IMO i would just pull that DW and give it a massive brushing..

sorry i cant help more GL


----------



## css virginia (Jan 29, 2007)

I don't recall ever viewing something like that on driftwood before. :?


----------



## klumsyninja (Aug 14, 2008)

I posted the pic on theplantedtank.net in their algae section. They're pretty good over there at identifying algae and treatments for it.

Here's the link: http://www.plantedtank.net/forums/algae/83349-brown-stringy-algae-id-needed.html

Hopefully they can ID it. I've never seen anything like it before.


----------



## magic_cichlid (Jun 30, 2003)

Great, thank you. If anyone else has an idea I'm still interested!


----------



## magic_cichlid (Jun 30, 2003)

Update: Nobody knows what it is. I'm thinking about adding a ton of java to that specific spot and see if it dies or not.


----------



## trackhazard (Mar 21, 2007)

Nemalion sp.

Called "wolwier" in dutch. A stringy red algae.

Charlie


----------



## magic_cichlid (Jun 30, 2003)

Holy cow, you rock! Here's a picture I found on it.

http://bp2.blogger.com/_PzS7uu5wEGw/SEA ... 4-fred.jpg

Now, time to do some research to make sure it's okay being there. Thanks a ton!


----------
________________________
> [Task goal]: Please reproduce the part of the driftwood algae thread starting at "Holy cow, you" and ending at "Thanks a ton!".
________________________
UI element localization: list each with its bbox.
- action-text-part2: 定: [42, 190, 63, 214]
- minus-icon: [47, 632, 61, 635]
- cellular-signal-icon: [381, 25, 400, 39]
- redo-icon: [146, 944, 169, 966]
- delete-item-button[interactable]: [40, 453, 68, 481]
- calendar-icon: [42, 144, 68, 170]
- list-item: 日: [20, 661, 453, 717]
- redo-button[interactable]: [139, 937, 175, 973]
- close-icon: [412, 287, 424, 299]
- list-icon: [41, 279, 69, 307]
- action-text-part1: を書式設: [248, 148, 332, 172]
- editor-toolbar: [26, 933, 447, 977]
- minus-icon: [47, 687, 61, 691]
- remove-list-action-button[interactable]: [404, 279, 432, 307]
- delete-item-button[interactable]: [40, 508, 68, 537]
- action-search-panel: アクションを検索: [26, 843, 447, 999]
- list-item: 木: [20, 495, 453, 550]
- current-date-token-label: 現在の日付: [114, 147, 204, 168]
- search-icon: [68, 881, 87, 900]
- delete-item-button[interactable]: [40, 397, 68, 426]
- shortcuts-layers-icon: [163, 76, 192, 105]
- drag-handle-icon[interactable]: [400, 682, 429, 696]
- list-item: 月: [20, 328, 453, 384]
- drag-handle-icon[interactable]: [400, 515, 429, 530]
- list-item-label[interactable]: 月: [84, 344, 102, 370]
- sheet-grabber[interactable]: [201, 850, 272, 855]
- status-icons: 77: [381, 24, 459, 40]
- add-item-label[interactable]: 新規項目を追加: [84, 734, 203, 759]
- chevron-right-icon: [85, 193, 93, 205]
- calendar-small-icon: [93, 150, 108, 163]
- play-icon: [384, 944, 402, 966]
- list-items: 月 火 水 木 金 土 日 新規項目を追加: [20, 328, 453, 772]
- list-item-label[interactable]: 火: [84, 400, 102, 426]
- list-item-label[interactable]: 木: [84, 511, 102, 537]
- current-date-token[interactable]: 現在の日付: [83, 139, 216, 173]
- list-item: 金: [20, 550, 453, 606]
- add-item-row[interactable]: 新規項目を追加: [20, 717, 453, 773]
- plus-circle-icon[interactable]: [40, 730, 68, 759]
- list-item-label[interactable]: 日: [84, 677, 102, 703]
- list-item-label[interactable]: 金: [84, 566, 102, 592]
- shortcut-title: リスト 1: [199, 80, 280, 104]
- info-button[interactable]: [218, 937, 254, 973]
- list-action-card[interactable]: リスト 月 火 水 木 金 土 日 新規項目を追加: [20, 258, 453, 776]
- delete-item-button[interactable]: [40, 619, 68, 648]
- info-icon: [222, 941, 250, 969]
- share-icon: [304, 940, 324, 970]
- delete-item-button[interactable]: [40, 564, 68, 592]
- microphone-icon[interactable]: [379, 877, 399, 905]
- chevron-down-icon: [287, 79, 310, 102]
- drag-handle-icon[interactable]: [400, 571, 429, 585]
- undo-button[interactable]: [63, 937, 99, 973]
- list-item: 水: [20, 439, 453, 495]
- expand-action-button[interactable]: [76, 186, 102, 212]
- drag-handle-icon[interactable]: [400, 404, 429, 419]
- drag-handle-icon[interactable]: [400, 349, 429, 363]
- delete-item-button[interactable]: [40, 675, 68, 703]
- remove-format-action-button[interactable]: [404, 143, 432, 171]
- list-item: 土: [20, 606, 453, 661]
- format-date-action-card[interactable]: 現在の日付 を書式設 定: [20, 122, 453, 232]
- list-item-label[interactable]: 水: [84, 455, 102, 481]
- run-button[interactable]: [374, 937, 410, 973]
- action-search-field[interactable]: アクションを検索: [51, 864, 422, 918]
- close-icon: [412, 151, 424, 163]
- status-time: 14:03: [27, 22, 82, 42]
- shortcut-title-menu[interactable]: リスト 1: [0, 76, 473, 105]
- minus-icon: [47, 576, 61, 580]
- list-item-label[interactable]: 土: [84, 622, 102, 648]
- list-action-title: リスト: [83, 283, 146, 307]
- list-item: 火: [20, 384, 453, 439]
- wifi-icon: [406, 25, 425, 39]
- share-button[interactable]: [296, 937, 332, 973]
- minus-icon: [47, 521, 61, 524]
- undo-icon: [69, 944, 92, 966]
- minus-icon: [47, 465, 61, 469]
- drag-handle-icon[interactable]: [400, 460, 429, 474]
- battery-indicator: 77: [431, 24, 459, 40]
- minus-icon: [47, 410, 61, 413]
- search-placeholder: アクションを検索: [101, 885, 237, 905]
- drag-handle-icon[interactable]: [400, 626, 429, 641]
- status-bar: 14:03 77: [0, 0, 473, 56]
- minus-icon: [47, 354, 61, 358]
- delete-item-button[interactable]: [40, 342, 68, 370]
________________________
> [The answer]:
Holy cow, you rock! Here's a picture I found on it.

http://bp2.blogger.com/_PzS7uu5wEGw/SEA ... 4-fred.jpg

Now, time to do some research to make sure it's okay being there. Thanks a ton!